[Records excerpted from a collection]
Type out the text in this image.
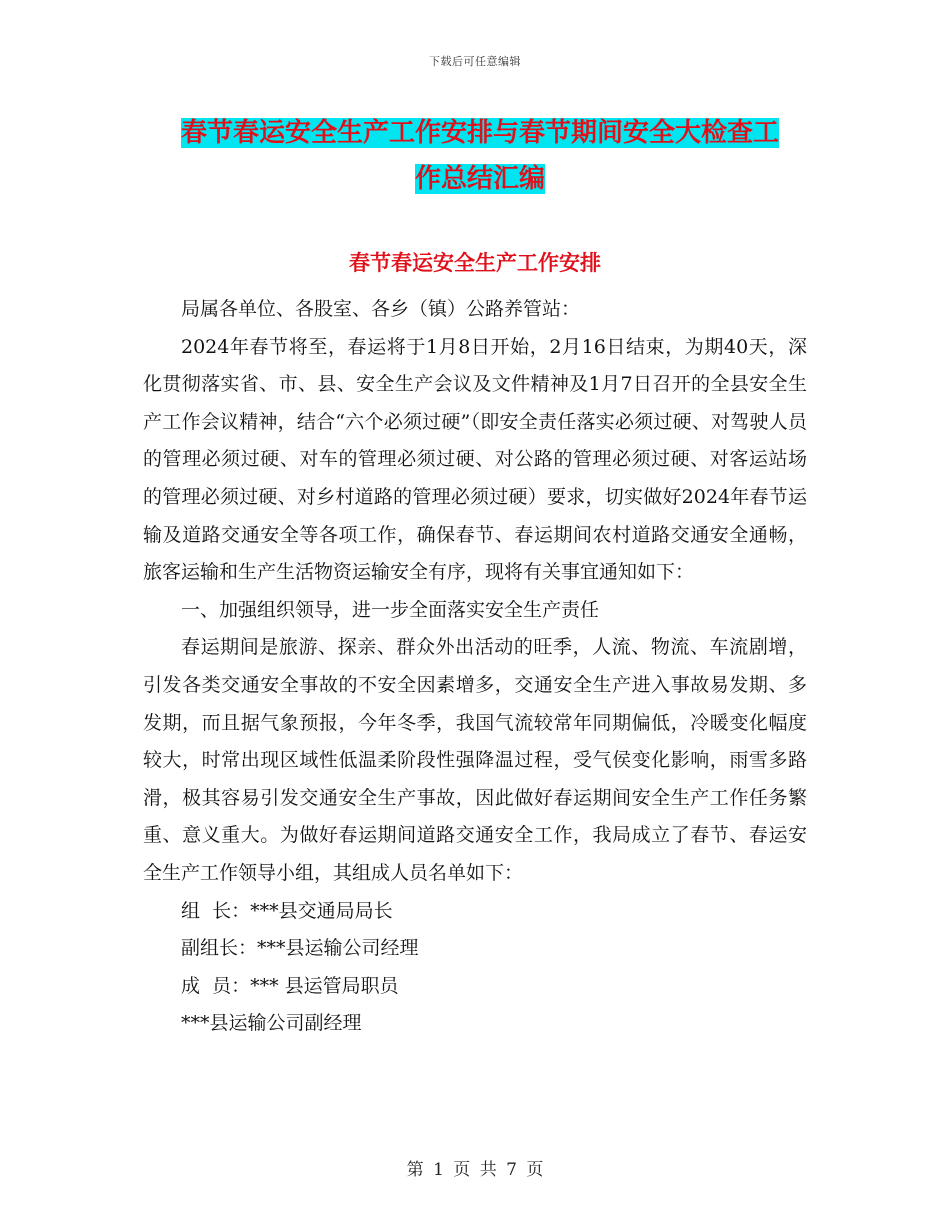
下载后可任意编辑
春节春运安全生产工作安排与春节期间安全大检查工
作总结汇编
春节春运安全生产工作安排

局属各单位、各股室、各乡（镇）公路养管站：

2024年春节将至，春运将于1月8日开始，2月16日结束，为期40天，深化贯彻落实省、市、县、安全生产会议及文件精神及1月7日召开的全县安全生产工作会议精神，结合“六个必须过硬”（即安全责任落实必须过硬、对驾驶人员的管理必须过硬、对车的管理必须过硬、对公路的管理必须过硬、对客运站场的管理必须过硬、对乡村道路的管理必须过硬）要求，切实做好2024年春节运输及道路交通安全等各项工作，确保春节、春运期间农村道路交通安全通畅，旅客运输和生产生活物资运输安全有序，现将有关事宜通知如下：

一、加强组织领导，进一步全面落实安全生产责任

春运期间是旅游、探亲、群众外出活动的旺季，人流、物流、车流剧增，引发各类交通安全事故的不安全因素增多，交通安全生产进入事故易发期、多发期，而且据气象预报，今年冬季，我国气流较常年同期偏低，冷暖变化幅度较大，时常出现区域性低温柔阶段性强降温过程，受气侯变化影响，雨雪多路滑，极其容易引发交通安全生产事故，因此做好春运期间安全生产工作任务繁重、意义重大。为做好春运期间道路交通安全工作，我局成立了春节、春运安全生产工作领导小组，其组成人员名单如下：

组  长：***县交通局局长

副组长：***县运输公司经理

成  员：*** 县运管局职员

***县运输公司副经理

第 1 页 共 7 页
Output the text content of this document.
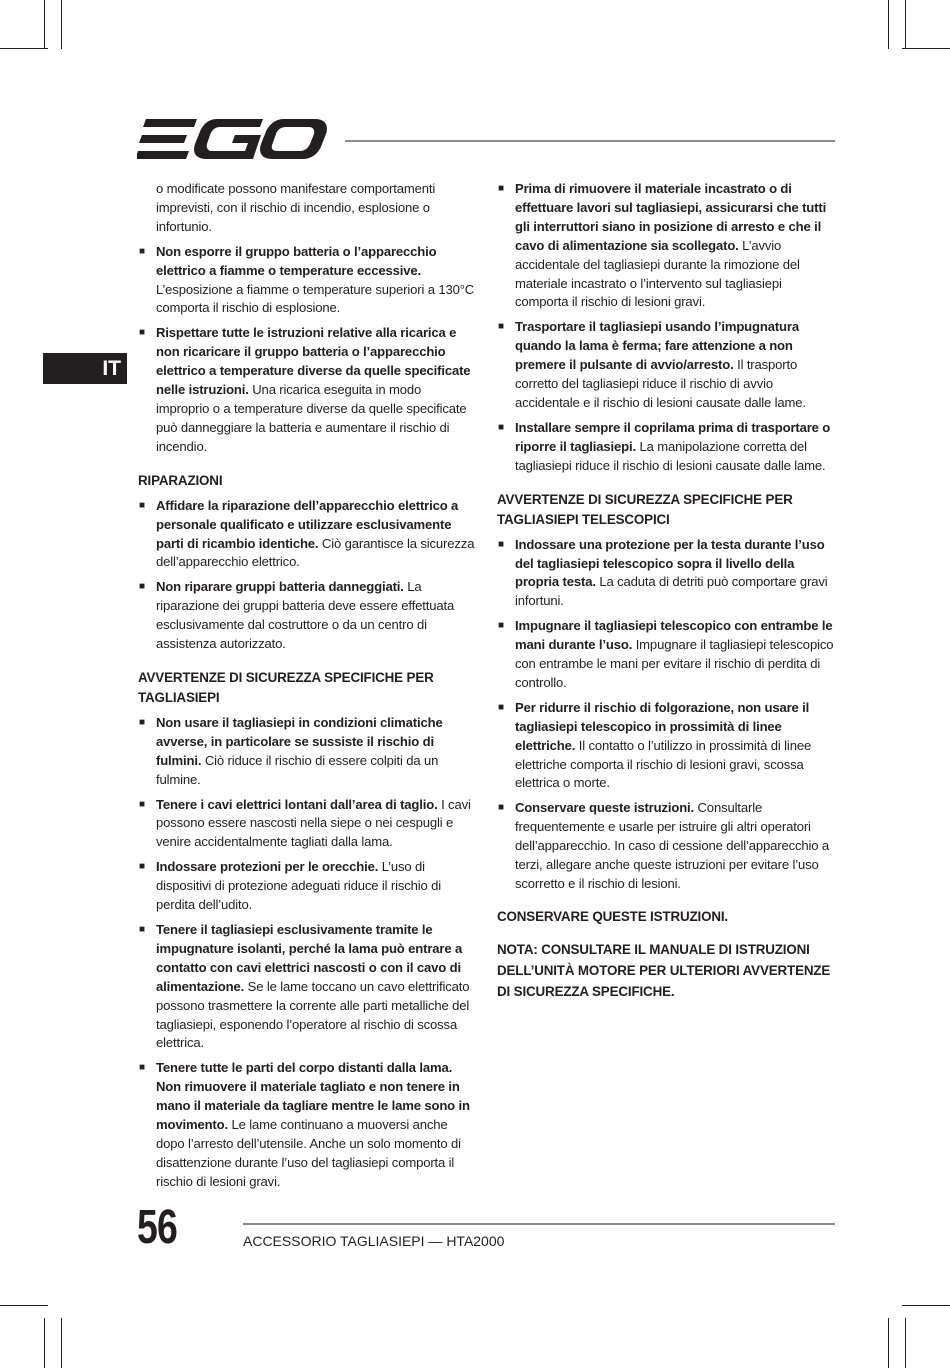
IT

o modificate possono manifestare comportamenti imprevisti, con il rischio di incendio, esplosione o infortunio.

■ Non esporre il gruppo batteria o l’apparecchio elettrico a fiamme o temperature eccessive. L’esposizione a fiamme o temperature superiori a 130°C comporta il rischio di esplosione.
■ Rispettare tutte le istruzioni relative alla ricarica e non ricaricare il gruppo batteria o l’apparecchio elettrico a temperature diverse da quelle specificate nelle istruzioni. Una ricarica eseguita in modo improprio o a temperature diverse da quelle specificate può danneggiare la batteria e aumentare il rischio di incendio.
RIPARAZIONI
■ Affidare la riparazione dell’apparecchio elettrico a personale qualificato e utilizzare esclusivamente parti di ricambio identiche. Ciò garantisce la sicurezza dell’apparecchio elettrico.
■ Non riparare gruppi batteria danneggiati. La riparazione dei gruppi batteria deve essere effettuata esclusivamente dal costruttore o da un centro di assistenza autorizzato.
AVVERTENZE DI SICUREZZA SPECIFICHE PER TAGLIASIEPI
■ Non usare il tagliasiepi in condizioni climatiche avverse, in particolare se sussiste il rischio di fulmini. Ciò riduce il rischio di essere colpiti da un fulmine.
■ Tenere i cavi elettrici lontani dall’area di taglio. I cavi possono essere nascosti nella siepe o nei cespugli e venire accidentalmente tagliati dalla lama.
■ Indossare protezioni per le orecchie. L’uso di dispositivi di protezione adeguati riduce il rischio di perdita dell’udito.
■ Tenere il tagliasiepi esclusivamente tramite le impugnature isolanti, perché la lama può entrare a contatto con cavi elettrici nascosti o con il cavo di alimentazione. Se le lame toccano un cavo elettrificato possono trasmettere la corrente alle parti metalliche del tagliasiepi, esponendo l’operatore al rischio di scossa elettrica.
■ Tenere tutte le parti del corpo distanti dalla lama. Non rimuovere il materiale tagliato e non tenere in mano il materiale da tagliare mentre le lame sono in movimento. Le lame continuano a muoversi anche dopo l’arresto dell’utensile. Anche un solo momento di disattenzione durante l’uso del tagliasiepi comporta il rischio di lesioni gravi.
■ Prima di rimuovere il materiale incastrato o di effettuare lavori sul tagliasiepi, assicurarsi che tutti gli interruttori siano in posizione di arresto e che il cavo di alimentazione sia scollegato. L’avvio accidentale del tagliasiepi durante la rimozione del materiale incastrato o l’intervento sul tagliasiepi comporta il rischio di lesioni gravi.
■ Trasportare il tagliasiepi usando l’impugnatura quando la lama è ferma; fare attenzione a non premere il pulsante di avvio/arresto. Il trasporto corretto del tagliasiepi riduce il rischio di avvio accidentale e il rischio di lesioni causate dalle lame.
■ Installare sempre il coprilama prima di trasportare o riporre il tagliasiepi. La manipolazione corretta del tagliasiepi riduce il rischio di lesioni causate dalle lame.
AVVERTENZE DI SICUREZZA SPECIFICHE PER TAGLIASIEPI TELESCOPICI
■ Indossare una protezione per la testa durante l’uso del tagliasiepi telescopico sopra il livello della propria testa. La caduta di detriti può comportare gravi infortuni.
■ Impugnare il tagliasiepi telescopico con entrambe le mani durante l’uso. Impugnare il tagliasiepi telescopico con entrambe le mani per evitare il rischio di perdita di controllo.
■ Per ridurre il rischio di folgorazione, non usare il tagliasiepi telescopico in prossimità di linee elettriche. Il contatto o l’utilizzo in prossimità di linee elettriche comporta il rischio di lesioni gravi, scossa elettrica o morte.
■ Conservare queste istruzioni. Consultarle frequentemente e usarle per istruire gli altri operatori dell’apparecchio. In caso di cessione dell’apparecchio a terzi, allegare anche queste istruzioni per evitare l’uso scorretto e il rischio di lesioni.
CONSERVARE QUESTE ISTRUZIONI.
NOTA: CONSULTARE IL MANUALE DI ISTRUZIONI DELL’UNITÀ MOTORE PER ULTERIORI AVVERTENZE DI SICUREZZA SPECIFICHE.
56	ACCESSORIO TAGLIASIEPI — HTA2000
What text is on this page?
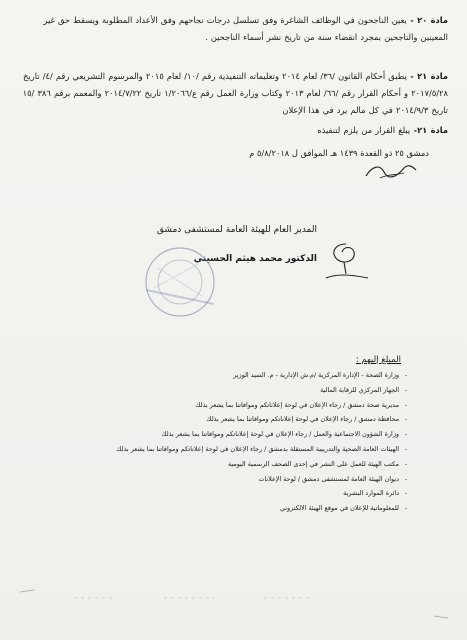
مادة ٢٠ - يعين الناجحون في الوظائف الشاغرة وفق تسلسل درجات نجاحهم وفق الأعداد المطلوبة ويسقط حق غير المعينين والناجحين بمجرد انقضاء سنة من تاريخ نشر أسماء الناجحين .
مادة ٢١ - يطبق أحكام القانون /٣٦/ لعام ٢٠١٤ وتعليماته التنفيذية رقم /١٠/ لعام ٢٠١٥ والمرسوم التشريعي رقم /٤/ تاريخ ٢٠١٧/٥/٢٨ و أحكام القرار رقم /٦٦/ لعام ٢٠١٣ وكتاب وزارة العمل رقم ع/١/٢٠٦٦ تاريخ ٢٠١٤/٧/٢٢ والمعمم برقم ٣٨٦ /١٥ تاريخ ٢٠١٤/٩/٣ في كل مالم يرد في هذا الإعلان
مادة ٢١- يبلغ القرار من يلزم لتنفيذه
دمشق ٢٥ ذو القعدة ١٤٣٩ هـ الموافق ل ٥/٨/٢٠١٨ م
المدير العام للهيئة العامة لمستشفى دمشق
الدكتور محمد هيثم الحسيني
المبلغ إليهم :
- وزارة الصحة - الإدارة المركزية /م.ش الإدارية - م. السيد الوزير
- الجهاز المركزي للرقابة المالية
- مديرية صحة دمشق / رجاء الإعلان في لوحة إعلاناتكم وموافاتنا بما يشعر بذلك
- محافظة دمشق / رجاء الإعلان في لوحة إعلاناتكم وموافاتنا بما يشعر بذلك
- وزارة الشؤون الاجتماعية والعمل / رجاء الإعلان في لوحة إعلاناتكم وموافاتنا بما يشعر بذلك
- الهيئات العامة الصحية والتدريبية المستقلة بدمشق / رجاء الإعلان في لوحة إعلاناتكم وموافاتنا بما يشعر بذلك
- مكتب الهيئة للعمل على النشر في إحدى الصحف الرسمية اليومية
- ديوان الهيئة العامة لمستشفى دمشق / لوحة الإعلانات
- دائرة الموارد البشرية
- للمعلوماتية للإعلان في موقع الهيئة الالكتروني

### Your objective
Filter the records for lines holding the string "elettrico". Copy each one.

### Expected answer
■ Non esporre il gruppo batteria o l’apparecchio elettrico a fiamme o temperature eccessive. L’esposizione a fiamme o temperature superiori a 130°C comporta il rischio di esplosione.
■ Rispettare tutte le istruzioni relative alla ricarica e non ricaricare il gruppo batteria o l’apparecchio elettrico a temperature diverse da quelle specificate nelle istruzioni. Una ricarica eseguita in modo improprio o a temperature diverse da quelle specificate può danneggiare la batteria e aumentare il rischio di incendio.
■ Affidare la riparazione dell’apparecchio elettrico a personale qualificato e utilizzare esclusivamente parti di ricambio identiche. Ciò garantisce la sicurezza dell’apparecchio elettrico.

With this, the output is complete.